- [DIRECTIVE] Please count the lines in the listing below where the word "GLOBAL" appears. Give the number only.

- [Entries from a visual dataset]
######

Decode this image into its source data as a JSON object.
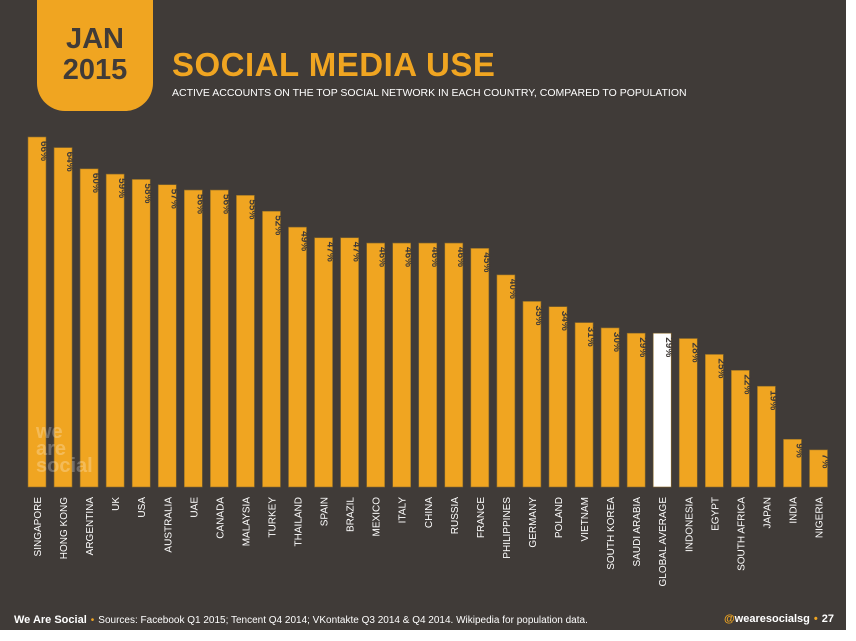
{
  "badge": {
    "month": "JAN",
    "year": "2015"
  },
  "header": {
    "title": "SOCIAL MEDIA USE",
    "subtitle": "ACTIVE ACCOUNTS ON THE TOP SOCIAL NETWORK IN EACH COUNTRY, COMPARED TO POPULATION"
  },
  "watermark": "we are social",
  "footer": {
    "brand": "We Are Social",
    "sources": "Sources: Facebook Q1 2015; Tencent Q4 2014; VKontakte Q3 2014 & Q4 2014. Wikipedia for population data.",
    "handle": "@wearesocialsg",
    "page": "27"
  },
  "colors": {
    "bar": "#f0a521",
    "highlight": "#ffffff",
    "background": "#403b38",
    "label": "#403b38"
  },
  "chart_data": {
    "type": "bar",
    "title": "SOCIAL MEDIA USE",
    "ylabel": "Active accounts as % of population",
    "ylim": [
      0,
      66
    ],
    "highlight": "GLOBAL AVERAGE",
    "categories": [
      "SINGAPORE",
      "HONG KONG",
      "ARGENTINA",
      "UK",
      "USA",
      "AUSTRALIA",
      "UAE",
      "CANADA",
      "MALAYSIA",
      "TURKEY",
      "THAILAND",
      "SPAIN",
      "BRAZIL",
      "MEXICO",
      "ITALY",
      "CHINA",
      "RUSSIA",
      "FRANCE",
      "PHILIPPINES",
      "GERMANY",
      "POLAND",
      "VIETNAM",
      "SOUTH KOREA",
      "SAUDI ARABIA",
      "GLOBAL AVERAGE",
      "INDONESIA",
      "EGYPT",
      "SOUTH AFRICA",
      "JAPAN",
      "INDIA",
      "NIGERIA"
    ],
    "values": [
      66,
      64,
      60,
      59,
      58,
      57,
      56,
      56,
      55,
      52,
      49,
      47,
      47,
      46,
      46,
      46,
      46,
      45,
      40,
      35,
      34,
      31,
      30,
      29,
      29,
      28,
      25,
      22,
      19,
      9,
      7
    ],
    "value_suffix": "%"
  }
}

######

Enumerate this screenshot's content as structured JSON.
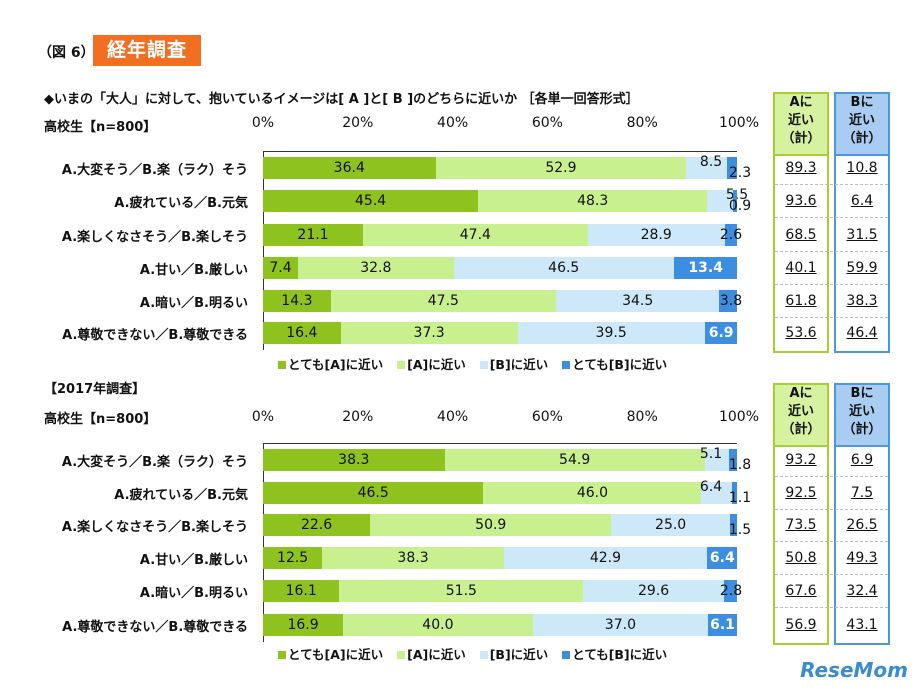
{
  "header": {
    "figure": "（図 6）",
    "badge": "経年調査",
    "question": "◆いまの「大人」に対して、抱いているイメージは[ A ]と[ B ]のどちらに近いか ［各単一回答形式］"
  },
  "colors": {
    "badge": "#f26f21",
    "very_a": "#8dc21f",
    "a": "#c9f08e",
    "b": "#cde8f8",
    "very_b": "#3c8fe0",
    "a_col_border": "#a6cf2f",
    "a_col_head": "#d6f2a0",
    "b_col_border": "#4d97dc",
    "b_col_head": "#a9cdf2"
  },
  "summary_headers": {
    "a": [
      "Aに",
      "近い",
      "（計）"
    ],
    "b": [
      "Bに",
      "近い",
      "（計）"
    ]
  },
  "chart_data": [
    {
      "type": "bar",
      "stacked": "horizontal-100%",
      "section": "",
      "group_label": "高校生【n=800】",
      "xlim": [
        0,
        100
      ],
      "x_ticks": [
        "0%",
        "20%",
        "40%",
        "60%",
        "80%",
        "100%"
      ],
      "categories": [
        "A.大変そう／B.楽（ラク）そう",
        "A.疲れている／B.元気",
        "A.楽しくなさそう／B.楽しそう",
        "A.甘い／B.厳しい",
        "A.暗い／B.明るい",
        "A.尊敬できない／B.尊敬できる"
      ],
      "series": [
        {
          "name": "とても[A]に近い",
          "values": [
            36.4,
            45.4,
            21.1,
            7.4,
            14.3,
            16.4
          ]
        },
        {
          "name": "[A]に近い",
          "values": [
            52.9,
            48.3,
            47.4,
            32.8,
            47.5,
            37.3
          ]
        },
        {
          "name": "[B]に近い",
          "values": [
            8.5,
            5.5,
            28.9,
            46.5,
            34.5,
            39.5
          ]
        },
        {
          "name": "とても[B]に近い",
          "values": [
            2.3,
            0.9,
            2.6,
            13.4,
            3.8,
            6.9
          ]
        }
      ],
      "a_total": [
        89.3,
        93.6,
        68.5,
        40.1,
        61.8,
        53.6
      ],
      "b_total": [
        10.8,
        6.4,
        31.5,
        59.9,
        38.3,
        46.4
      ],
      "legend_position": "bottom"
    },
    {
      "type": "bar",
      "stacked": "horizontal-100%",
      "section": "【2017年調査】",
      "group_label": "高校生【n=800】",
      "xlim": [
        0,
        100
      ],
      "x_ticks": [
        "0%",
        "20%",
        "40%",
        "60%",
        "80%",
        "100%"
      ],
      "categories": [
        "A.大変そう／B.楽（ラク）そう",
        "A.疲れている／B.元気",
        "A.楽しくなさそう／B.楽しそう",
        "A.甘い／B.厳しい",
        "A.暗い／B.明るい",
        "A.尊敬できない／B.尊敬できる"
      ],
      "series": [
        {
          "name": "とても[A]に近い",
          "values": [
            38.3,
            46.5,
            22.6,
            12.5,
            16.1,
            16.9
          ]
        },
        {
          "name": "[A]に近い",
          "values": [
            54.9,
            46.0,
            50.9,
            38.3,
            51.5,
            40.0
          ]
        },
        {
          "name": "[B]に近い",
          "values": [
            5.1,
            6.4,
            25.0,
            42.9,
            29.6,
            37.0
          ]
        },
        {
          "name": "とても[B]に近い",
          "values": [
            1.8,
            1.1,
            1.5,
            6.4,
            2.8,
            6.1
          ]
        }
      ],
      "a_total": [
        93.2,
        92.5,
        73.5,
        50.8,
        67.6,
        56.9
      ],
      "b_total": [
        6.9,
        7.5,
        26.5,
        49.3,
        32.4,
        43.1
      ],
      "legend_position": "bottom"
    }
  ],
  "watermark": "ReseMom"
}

######

- [ANSWER] 2